TASK REQUIREMENTS: Note how many lines include the word "content", and give that number by itself.

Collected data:
------------------------

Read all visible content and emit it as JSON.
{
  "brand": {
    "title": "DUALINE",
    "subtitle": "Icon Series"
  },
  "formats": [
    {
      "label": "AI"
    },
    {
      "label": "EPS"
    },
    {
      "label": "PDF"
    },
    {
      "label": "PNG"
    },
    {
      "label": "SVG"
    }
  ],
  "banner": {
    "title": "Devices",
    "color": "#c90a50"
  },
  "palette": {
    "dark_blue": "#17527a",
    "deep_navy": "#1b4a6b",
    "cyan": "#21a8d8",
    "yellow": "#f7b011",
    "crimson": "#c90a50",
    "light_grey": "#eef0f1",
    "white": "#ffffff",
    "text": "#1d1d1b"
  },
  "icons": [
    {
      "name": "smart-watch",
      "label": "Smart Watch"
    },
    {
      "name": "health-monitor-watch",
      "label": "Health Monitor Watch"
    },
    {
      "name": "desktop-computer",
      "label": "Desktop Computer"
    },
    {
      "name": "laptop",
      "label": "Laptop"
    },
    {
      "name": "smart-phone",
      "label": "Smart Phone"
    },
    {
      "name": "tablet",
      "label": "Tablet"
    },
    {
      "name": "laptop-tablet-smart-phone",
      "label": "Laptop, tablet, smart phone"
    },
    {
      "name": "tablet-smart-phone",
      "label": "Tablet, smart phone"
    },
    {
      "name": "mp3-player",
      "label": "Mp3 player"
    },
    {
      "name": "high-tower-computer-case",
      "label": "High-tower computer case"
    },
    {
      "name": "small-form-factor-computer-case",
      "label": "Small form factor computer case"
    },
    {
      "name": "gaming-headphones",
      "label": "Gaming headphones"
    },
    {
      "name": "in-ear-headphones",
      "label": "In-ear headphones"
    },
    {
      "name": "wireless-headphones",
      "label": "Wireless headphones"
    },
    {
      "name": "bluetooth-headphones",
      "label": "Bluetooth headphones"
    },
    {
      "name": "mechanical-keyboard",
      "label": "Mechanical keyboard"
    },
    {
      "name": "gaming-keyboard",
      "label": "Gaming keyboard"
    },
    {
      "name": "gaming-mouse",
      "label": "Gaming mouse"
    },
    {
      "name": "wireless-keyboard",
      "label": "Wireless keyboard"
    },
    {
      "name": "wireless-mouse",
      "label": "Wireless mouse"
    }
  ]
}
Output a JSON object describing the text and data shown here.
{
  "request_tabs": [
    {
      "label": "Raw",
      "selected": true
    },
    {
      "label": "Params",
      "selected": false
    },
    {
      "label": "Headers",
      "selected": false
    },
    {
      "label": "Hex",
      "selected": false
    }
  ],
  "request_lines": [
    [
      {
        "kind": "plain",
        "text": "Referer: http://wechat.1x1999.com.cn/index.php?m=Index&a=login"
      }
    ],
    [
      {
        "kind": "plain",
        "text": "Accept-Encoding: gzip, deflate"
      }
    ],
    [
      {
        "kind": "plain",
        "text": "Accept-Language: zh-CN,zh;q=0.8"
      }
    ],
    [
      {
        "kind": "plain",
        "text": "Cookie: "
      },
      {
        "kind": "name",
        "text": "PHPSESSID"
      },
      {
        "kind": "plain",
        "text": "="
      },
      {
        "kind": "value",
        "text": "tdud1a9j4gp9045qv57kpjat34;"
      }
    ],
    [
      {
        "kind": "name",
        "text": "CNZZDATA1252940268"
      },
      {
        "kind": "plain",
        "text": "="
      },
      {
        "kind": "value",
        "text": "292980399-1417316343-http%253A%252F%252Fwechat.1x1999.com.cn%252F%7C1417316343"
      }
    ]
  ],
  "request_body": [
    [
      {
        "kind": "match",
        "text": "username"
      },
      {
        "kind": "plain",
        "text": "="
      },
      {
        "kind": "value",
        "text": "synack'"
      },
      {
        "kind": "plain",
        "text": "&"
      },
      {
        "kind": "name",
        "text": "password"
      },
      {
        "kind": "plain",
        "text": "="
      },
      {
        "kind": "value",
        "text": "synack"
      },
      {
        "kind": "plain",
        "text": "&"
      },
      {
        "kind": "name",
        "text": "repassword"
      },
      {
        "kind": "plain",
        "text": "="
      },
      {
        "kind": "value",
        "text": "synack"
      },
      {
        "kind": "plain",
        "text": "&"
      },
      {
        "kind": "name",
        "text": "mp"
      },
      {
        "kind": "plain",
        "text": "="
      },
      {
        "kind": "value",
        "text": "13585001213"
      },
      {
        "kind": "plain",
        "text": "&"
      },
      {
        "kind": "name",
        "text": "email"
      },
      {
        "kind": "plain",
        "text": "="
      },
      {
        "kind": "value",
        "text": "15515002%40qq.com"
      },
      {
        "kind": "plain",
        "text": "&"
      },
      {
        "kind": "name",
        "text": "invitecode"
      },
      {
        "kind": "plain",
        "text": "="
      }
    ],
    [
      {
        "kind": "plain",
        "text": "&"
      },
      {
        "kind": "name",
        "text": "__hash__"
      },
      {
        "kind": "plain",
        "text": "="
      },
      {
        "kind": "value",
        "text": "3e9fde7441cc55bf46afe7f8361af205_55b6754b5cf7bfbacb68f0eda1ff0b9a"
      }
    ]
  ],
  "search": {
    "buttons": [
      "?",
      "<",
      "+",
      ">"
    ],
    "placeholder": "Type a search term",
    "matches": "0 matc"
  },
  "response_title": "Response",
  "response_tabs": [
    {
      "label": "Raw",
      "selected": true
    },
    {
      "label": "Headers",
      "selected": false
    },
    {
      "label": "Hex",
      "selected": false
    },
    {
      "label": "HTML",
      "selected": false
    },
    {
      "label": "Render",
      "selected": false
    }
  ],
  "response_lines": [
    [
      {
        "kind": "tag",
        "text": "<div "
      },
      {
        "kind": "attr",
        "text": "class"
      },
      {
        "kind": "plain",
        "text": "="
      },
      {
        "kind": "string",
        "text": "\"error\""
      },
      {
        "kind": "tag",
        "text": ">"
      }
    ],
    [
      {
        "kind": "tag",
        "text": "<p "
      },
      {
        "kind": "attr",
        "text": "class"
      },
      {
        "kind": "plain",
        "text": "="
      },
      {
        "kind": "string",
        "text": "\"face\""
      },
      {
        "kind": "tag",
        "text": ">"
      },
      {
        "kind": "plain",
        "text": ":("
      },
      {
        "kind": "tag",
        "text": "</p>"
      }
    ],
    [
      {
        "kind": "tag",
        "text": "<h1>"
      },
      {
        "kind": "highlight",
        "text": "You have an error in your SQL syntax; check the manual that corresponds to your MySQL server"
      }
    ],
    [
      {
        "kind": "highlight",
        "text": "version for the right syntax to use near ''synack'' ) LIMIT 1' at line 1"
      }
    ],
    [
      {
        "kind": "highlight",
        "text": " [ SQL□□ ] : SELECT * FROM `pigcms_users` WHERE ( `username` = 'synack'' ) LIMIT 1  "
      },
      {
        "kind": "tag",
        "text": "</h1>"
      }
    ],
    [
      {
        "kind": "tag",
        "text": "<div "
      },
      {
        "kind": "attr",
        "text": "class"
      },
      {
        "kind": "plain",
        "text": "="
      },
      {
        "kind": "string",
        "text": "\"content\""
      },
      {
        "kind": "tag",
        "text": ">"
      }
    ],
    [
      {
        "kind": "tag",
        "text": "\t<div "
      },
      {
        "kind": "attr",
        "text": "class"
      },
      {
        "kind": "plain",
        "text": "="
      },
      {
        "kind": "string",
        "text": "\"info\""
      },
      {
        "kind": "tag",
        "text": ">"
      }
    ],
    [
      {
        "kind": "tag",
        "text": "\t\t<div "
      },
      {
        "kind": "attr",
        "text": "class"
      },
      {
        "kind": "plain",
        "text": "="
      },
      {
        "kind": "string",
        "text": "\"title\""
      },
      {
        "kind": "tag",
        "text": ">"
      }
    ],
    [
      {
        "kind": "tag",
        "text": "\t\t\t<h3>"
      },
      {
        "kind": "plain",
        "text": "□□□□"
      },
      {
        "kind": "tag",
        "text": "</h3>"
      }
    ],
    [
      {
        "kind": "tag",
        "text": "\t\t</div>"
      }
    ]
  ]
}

------------------------

THE COMPLETED TASK: 2